WHAT TO PRODUCE: Report every line from the material that contains the word "image".

Entries from a visual dataset:
-- BEGIN --

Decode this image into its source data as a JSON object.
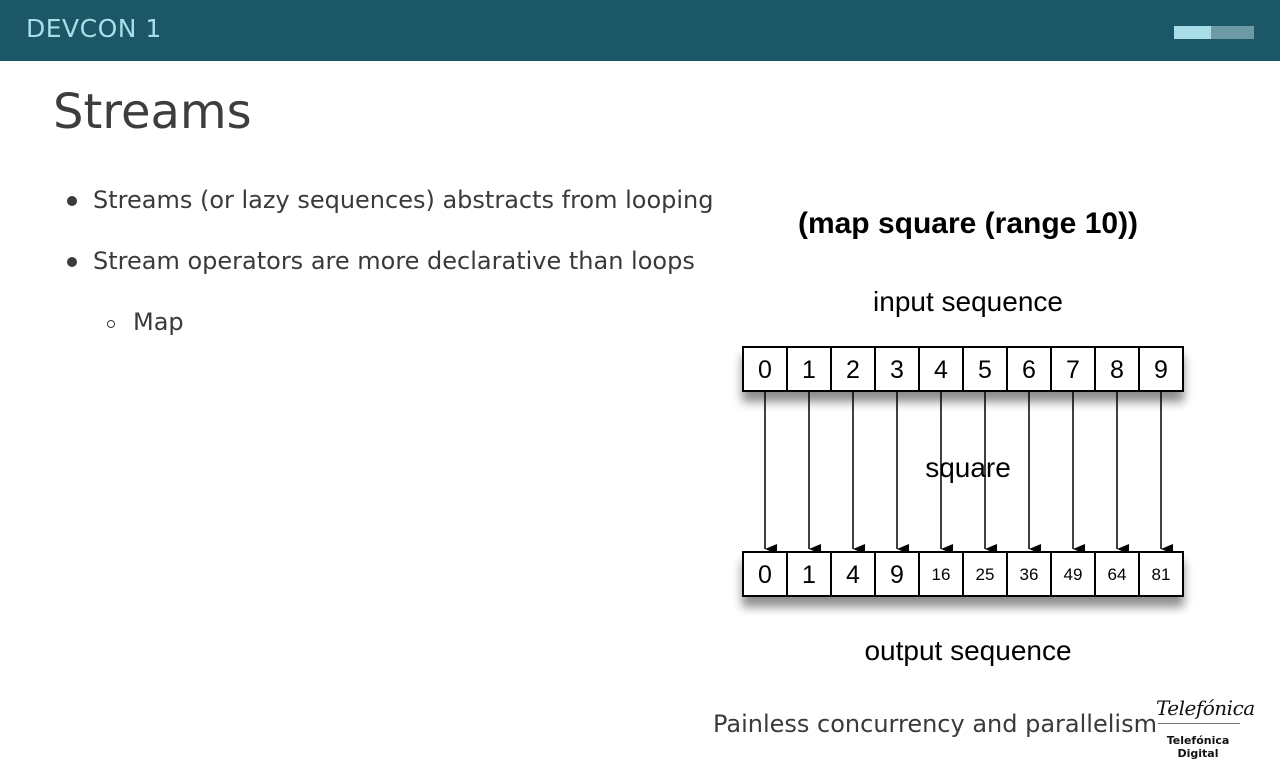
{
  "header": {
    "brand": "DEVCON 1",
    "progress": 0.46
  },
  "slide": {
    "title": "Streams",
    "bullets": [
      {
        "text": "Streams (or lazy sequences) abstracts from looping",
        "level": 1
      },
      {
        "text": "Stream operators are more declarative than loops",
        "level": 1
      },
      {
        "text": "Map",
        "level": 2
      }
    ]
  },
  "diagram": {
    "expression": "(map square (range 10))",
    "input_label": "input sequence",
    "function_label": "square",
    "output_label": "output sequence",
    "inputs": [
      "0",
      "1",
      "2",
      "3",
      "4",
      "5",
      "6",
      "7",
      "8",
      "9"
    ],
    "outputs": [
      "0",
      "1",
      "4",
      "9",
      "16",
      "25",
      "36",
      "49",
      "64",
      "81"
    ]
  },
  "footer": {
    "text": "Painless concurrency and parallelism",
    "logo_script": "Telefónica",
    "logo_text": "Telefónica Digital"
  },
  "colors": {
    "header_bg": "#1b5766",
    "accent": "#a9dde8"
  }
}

-- END --
-- BEGIN --

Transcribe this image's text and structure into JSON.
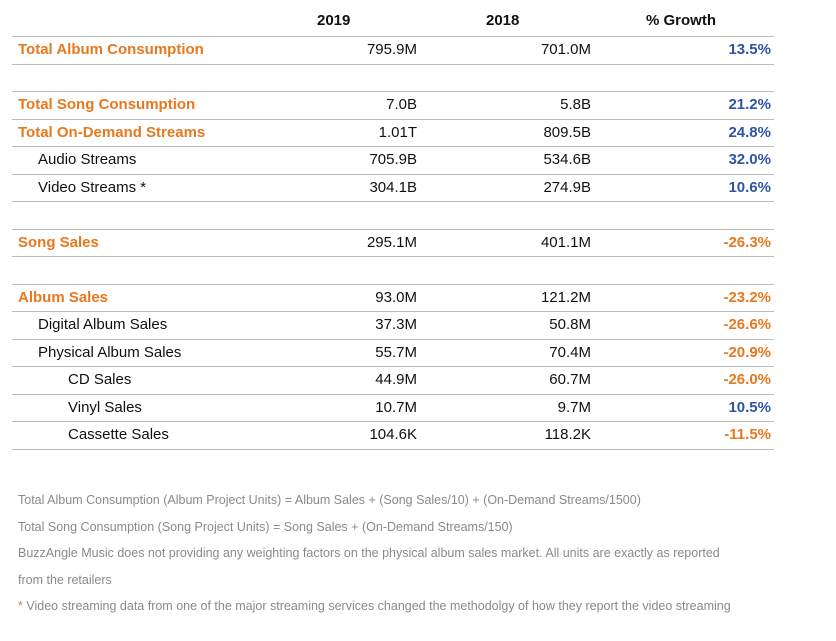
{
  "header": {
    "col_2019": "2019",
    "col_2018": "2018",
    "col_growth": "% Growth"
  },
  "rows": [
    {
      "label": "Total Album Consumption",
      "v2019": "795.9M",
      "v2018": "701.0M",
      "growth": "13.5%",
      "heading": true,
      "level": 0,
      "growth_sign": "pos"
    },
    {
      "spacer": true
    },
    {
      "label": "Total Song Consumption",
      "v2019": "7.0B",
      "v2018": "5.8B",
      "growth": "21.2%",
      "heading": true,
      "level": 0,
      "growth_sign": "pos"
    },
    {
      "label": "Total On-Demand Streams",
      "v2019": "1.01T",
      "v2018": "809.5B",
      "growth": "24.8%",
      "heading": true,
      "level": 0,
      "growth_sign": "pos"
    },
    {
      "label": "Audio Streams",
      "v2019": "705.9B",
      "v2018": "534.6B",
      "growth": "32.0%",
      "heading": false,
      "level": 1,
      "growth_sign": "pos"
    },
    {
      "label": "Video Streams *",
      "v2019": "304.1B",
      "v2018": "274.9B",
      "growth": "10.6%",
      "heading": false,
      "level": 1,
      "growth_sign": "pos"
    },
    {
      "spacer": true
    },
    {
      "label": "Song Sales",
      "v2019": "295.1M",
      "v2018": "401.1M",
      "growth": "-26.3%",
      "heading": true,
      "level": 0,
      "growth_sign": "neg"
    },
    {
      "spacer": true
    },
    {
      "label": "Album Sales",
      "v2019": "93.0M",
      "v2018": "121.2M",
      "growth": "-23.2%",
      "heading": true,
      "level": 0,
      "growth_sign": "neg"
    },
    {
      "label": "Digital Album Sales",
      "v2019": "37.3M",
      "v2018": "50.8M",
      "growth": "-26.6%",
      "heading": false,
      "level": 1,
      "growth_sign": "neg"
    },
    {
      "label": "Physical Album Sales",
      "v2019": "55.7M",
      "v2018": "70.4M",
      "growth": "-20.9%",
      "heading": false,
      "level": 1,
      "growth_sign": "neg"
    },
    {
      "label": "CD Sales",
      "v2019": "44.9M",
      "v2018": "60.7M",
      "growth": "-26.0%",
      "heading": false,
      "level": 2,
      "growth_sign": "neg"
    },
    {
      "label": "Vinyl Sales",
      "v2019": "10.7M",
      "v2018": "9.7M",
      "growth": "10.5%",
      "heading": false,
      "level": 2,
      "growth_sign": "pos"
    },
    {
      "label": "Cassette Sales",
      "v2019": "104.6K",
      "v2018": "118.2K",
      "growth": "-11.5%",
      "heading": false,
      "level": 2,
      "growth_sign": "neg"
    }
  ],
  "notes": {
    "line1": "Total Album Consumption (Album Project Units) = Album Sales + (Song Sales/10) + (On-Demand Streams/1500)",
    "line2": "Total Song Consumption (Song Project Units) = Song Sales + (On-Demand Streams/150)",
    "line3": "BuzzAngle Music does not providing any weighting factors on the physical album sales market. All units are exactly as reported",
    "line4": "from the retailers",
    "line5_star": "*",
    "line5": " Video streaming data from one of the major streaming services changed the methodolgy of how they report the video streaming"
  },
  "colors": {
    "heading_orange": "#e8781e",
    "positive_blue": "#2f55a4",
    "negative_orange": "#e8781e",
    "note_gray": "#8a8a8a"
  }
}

-- END --

EXERCISE SOLUTION:
Decode this image into its source data as a JSON object.
Transcribe this image's text and structure into JSON.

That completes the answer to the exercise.